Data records
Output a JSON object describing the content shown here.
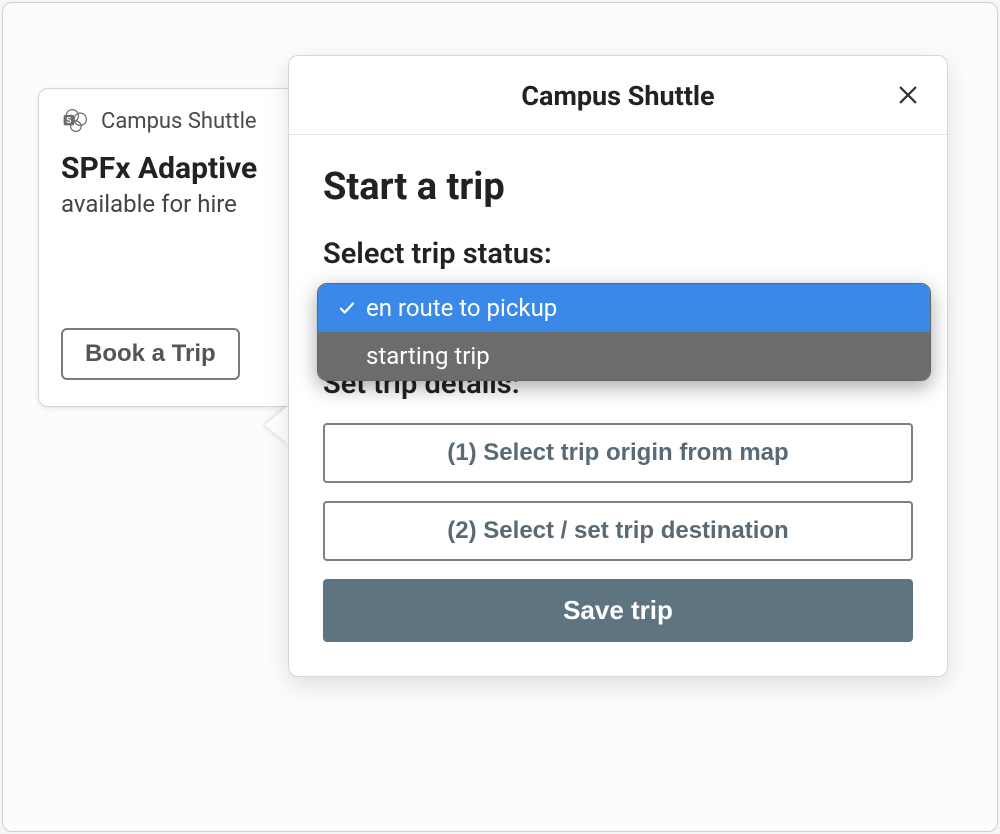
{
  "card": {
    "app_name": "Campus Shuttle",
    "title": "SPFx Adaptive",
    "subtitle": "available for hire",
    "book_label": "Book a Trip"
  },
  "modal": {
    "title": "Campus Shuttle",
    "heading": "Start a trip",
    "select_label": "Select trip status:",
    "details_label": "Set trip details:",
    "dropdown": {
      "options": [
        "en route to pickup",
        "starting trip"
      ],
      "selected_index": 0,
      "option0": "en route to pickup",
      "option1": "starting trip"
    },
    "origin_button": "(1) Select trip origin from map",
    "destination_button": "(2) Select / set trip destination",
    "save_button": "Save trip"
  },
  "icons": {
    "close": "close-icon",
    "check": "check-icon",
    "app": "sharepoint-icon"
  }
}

**To do:** Write out the records above once more, word for word, with no pictures.

**Task solution:**
Output a JSON object describing the content shown here.
{
  "card": {
    "app_name": "Campus Shuttle",
    "title": "SPFx Adaptive",
    "subtitle": "available for hire",
    "book_label": "Book a Trip"
  },
  "modal": {
    "title": "Campus Shuttle",
    "heading": "Start a trip",
    "select_label": "Select trip status:",
    "details_label": "Set trip details:",
    "dropdown": {
      "options": [
        "en route to pickup",
        "starting trip"
      ],
      "selected_index": 0,
      "option0": "en route to pickup",
      "option1": "starting trip"
    },
    "origin_button": "(1) Select trip origin from map",
    "destination_button": "(2) Select / set trip destination",
    "save_button": "Save trip"
  },
  "icons": {
    "close": "close-icon",
    "check": "check-icon",
    "app": "sharepoint-icon"
  }
}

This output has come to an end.